> _Given problem_
Rewrite every line of the items below as a JSON list of strings, one string per line, and leave out blank lines and the pictures.

> _Working data_
——
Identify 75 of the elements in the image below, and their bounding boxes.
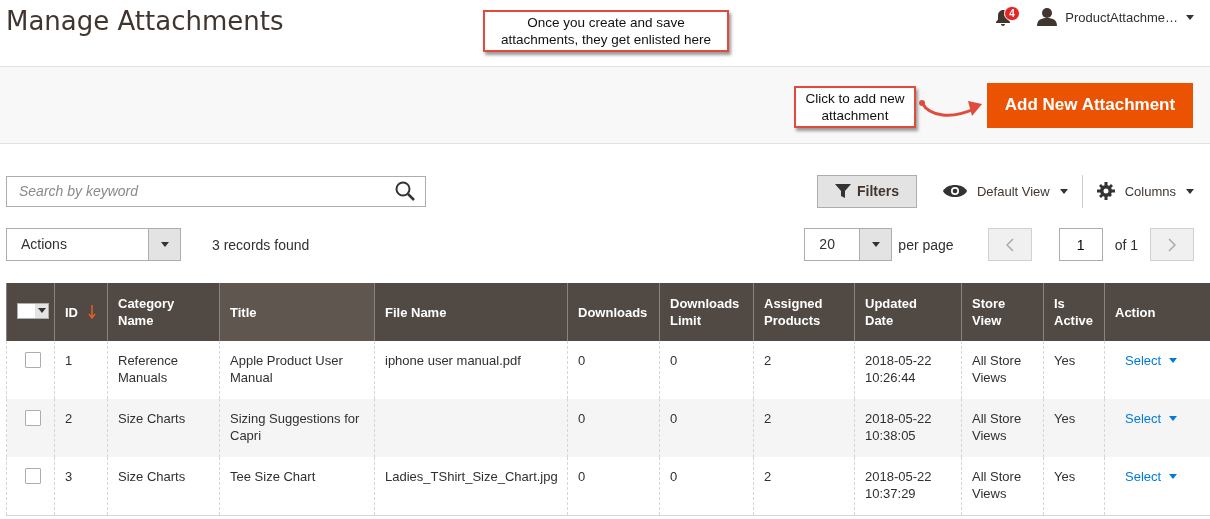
- table-cell: 0: [670, 469, 678, 484]
- page-count: of 1: [1114, 236, 1138, 253]
- previous-page-button[interactable]: [987, 228, 1032, 261]
- table-cell: Size Charts: [118, 469, 186, 484]
- gear-icon: [1096, 182, 1115, 200]
- page-size-select[interactable]: 20: [804, 228, 893, 261]
- columns-menu[interactable]: Columns: [1096, 182, 1194, 200]
- table-cell: 2018-05-22 10:37:29: [865, 469, 932, 501]
- caret-icon: [871, 242, 880, 247]
- caret-icon: [37, 308, 46, 313]
- add-new-attachment-button[interactable]: Add New Attachment: [987, 82, 1193, 128]
- table-cell: 2: [764, 411, 772, 426]
- table-cell: 0: [670, 353, 678, 368]
- table-cell: Sizing Suggestions for Capri: [230, 411, 360, 443]
- table-cell: 2: [65, 411, 73, 426]
- caret-icon: [160, 242, 169, 247]
- row-checkbox[interactable]: [25, 410, 41, 426]
- column-header[interactable]: Action: [1115, 303, 1156, 321]
- column-header[interactable]: Title: [230, 303, 257, 321]
- table-cell: All Store Views: [972, 353, 1022, 385]
- caret-icon: [1169, 416, 1178, 421]
- user-name: ProductAttachme…: [1065, 9, 1178, 25]
- caret-icon: [1169, 474, 1178, 479]
- filters-button[interactable]: Filters: [816, 174, 917, 208]
- select-action-link[interactable]: Select: [1125, 410, 1178, 427]
- notification-count-badge: 4: [1004, 5, 1020, 21]
- table-cell: 3: [65, 469, 73, 484]
- table-cell: 0: [578, 353, 586, 368]
- table-cell: 0: [578, 411, 586, 426]
- view-menu[interactable]: Default View: [942, 183, 1068, 199]
- select-action-link[interactable]: Select: [1125, 468, 1178, 485]
- records-count: 3 records found: [212, 236, 310, 253]
- user-icon: [1037, 8, 1058, 26]
- table-cell: Reference Manuals: [118, 353, 178, 385]
- actions-select[interactable]: Actions: [6, 228, 181, 261]
- table-cell: Yes: [1054, 411, 1076, 426]
- filter-icon: [834, 184, 851, 198]
- table-cell: 2018-05-22 10:38:05: [865, 411, 932, 443]
- per-page-label: per page: [898, 236, 954, 253]
- table-cell: Tee Size Chart: [230, 469, 316, 484]
- table-cell: 1: [65, 353, 73, 368]
- page-number-field[interactable]: 1: [1058, 228, 1103, 261]
- table-cell: All Store Views: [972, 411, 1022, 443]
- column-header[interactable]: File Name: [385, 303, 447, 321]
- table-cell: Ladies_TShirt_Size_Chart.jpg: [385, 469, 558, 484]
- table-cell: 0: [670, 411, 678, 426]
- table-cell: 2: [764, 353, 772, 368]
- chevron-left-icon: [1005, 237, 1014, 252]
- chevron-right-icon: [1168, 237, 1176, 252]
- caret-icon: [1186, 188, 1194, 194]
- callout-note: Once you create and save attachments, they get enlisted here: [483, 10, 729, 52]
- row-checkbox[interactable]: [25, 468, 41, 484]
- caret-icon: [1059, 188, 1068, 194]
- table-cell: 0: [578, 469, 586, 484]
- table-cell: Yes: [1054, 469, 1076, 484]
- caret-icon: [1186, 14, 1194, 20]
- select-action-link[interactable]: Select: [1125, 352, 1178, 369]
- user-menu[interactable]: ProductAttachme…: [1037, 8, 1194, 26]
- search-field[interactable]: Search by keyword: [6, 175, 426, 207]
- eye-icon: [942, 184, 967, 198]
- table-cell: All Store Views: [972, 469, 1022, 501]
- table-cell: Size Charts: [118, 411, 186, 426]
- column-header[interactable]: ID: [65, 303, 78, 321]
- page-title: Manage Attachments: [6, 6, 284, 36]
- table-cell: Yes: [1054, 353, 1076, 368]
- search-icon: [395, 181, 415, 201]
- next-page-button[interactable]: [1150, 228, 1194, 261]
- callout-note: Click to add new attachment: [794, 86, 916, 128]
- table-cell: 2018-05-22 10:26:44: [865, 353, 932, 385]
- mass-select-checkbox[interactable]: [17, 302, 49, 319]
- table-cell: 2: [764, 469, 772, 484]
- row-checkbox[interactable]: [25, 352, 41, 368]
- caret-icon: [1169, 358, 1178, 363]
- table-cell: iphone user manual.pdf: [385, 353, 521, 368]
- table-cell: Apple Product User Manual: [230, 353, 343, 385]
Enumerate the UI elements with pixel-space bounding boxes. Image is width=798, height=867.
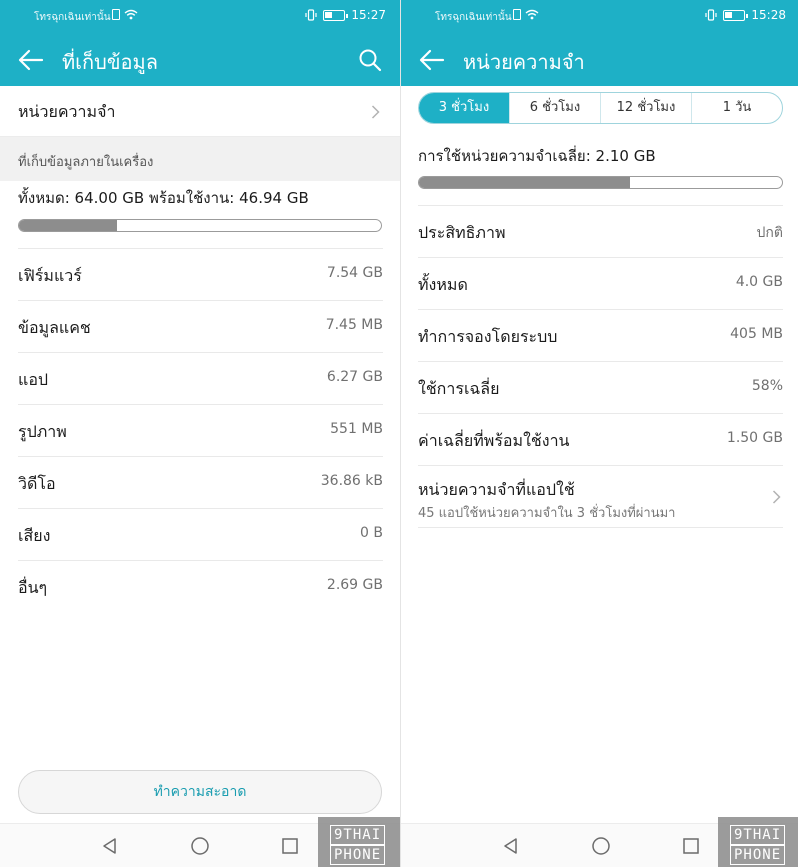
——
> _Result for this task_
[
  "Identify 75 of the elements in the image below, and their bounding boxes.",
  "- table-cell: 0: [670, 469, 678, 484]",
  "- page-count: of 1: [1114, 236, 1138, 253]",
  "- previous-page-button[interactable]: [987, 228, 1032, 261]",
  "- table-cell: Size Charts: [118, 469, 186, 484]",
  "- gear-icon: [1096, 182, 1115, 200]",
  "- page-size-select[interactable]: 20: [804, 228, 893, 261]",
  "- columns-menu[interactable]: Columns: [1096, 182, 1194, 200]",
  "- table-cell: 2018-05-22 10:37:29: [865, 469, 932, 501]",
  "- caret-icon: [871, 242, 880, 247]",
  "- caret-icon: [37, 308, 46, 313]",
  "- add-new-attachment-button[interactable]: Add New Attachment: [987, 82, 1193, 128]",
  "- table-cell: 2: [764, 411, 772, 426]",
  "- table-cell: 0: [670, 353, 678, 368]",
  "- table-cell: Sizing Suggestions for Capri: [230, 411, 360, 443]",
  "- table-cell: 2: [65, 411, 73, 426]",
  "- caret-icon: [160, 242, 169, 247]",
  "- row-checkbox[interactable]: [25, 410, 41, 426]",
  "- column-header[interactable]: Action: [1115, 303, 1156, 321]",
  "- column-header[interactable]: Title: [230, 303, 257, 321]",
  "- table-cell: All Store Views: [972, 353, 1022, 385]",
  "- caret-icon: [1169, 416, 1178, 421]",
  "- user-name: ProductAttachme…: [1065, 9, 1178, 25]",
  "- caret-icon: [1169, 474, 1178, 479]",
  "- filters-button[interactable]: Filters: [816, 174, 917, 208]",
  "- select-action-link[interactable]: Select: [1125, 410, 1178, 427]",
  "- notification-count-badge: 4: [1004, 5, 1020, 21]",
  "- table-cell: 3: [65, 469, 73, 484]",
  "- table-cell: 0: [578, 353, 586, 368]",
  "- table-cell: 0: [578, 411, 586, 426]",
  "- view-menu[interactable]: Default View: [942, 183, 1068, 199]",
  "- select-action-link[interactable]: Select: [1125, 468, 1178, 485]",
  "- records-count: 3 records found: [212, 236, 310, 253]",
  "- user-icon: [1037, 8, 1058, 26]",
  "- table-cell: Reference Manuals: [118, 353, 178, 385]",
  "- actions-select[interactable]: Actions: [6, 228, 181, 261]",
  "- table-cell: Yes: [1054, 411, 1076, 426]",
  "- filter-icon: [834, 184, 851, 198]",
  "- table-cell: 2018-05-22 10:38:05: [865, 411, 932, 443]",
  "- per-page-label: per page: [898, 236, 954, 253]",
  "- table-cell: Tee Size Chart: [230, 469, 316, 484]",
  "- table-cell: 1: [65, 353, 73, 368]",
  "- page-number-field[interactable]: 1: [1058, 228, 1103, 261]",
  "- table-cell: All Store Views: [972, 411, 1022, 443]",
  "- column-header[interactable]: File Name: [385, 303, 447, 321]",
  "- table-cell: Ladies_TShirt_Size_Chart.jpg: [385, 469, 558, 484]",
  "- table-cell: 0: [670, 411, 678, 426]",
  "- table-cell: 2: [764, 353, 772, 368]",
  "- chevron-left-icon: [1005, 237, 1014, 252]",
  "- chevron-right-icon: [1168, 237, 1176, 252]",
  "- caret-icon: [1186, 188, 1194, 194]",
  "- callout-note: Once you create and save attachments, they get enlisted here: [483, 10, 729, 52]",
  "- row-checkbox[interactable]: [25, 468, 41, 484]",
  "- caret-icon: [1059, 188, 1068, 194]",
  "- table-cell: 0: [578, 469, 586, 484]",
  "- table-cell: Yes: [1054, 469, 1076, 484]",
  "- caret-icon: [1186, 14, 1194, 20]",
  "- select-action-link[interactable]: Select: [1125, 352, 1178, 369]",
  "- user-menu[interactable]: ProductAttachme…: [1037, 8, 1194, 26]",
  "- search-field[interactable]: Search by keyword: [6, 175, 426, 207]",
  "- eye-icon: [942, 184, 967, 198]",
  "- table-cell: All Store Views: [972, 469, 1022, 501]",
  "- table-cell: Size Charts: [118, 411, 186, 426]",
  "- column-header[interactable]: ID: [65, 303, 78, 321]",
  "- page-title: Manage Attachments: [6, 6, 284, 36]",
  "- table-cell: Yes: [1054, 353, 1076, 368]",
  "- search-icon: [395, 181, 415, 201]",
  "- next-page-button[interactable]: [1150, 228, 1194, 261]",
  "- callout-note: Click to add new attachment: [794, 86, 916, 128]",
  "- table-cell: 2018-05-22 10:26:44: [865, 353, 932, 385]",
  "- mass-select-checkbox[interactable]: [17, 302, 49, 319]",
  "- table-cell: 2: [764, 469, 772, 484]",
  "- row-checkbox[interactable]: [25, 352, 41, 368]",
  "- caret-icon: [1169, 358, 1178, 363]",
  "- table-cell: iphone user manual.pdf: [385, 353, 521, 368]",
  "- table-cell: Apple Product User Manual: [230, 353, 343, 385]",
  "Enumerate the UI elements with pixel-space bounding boxes. Image is width=798, height=867."
]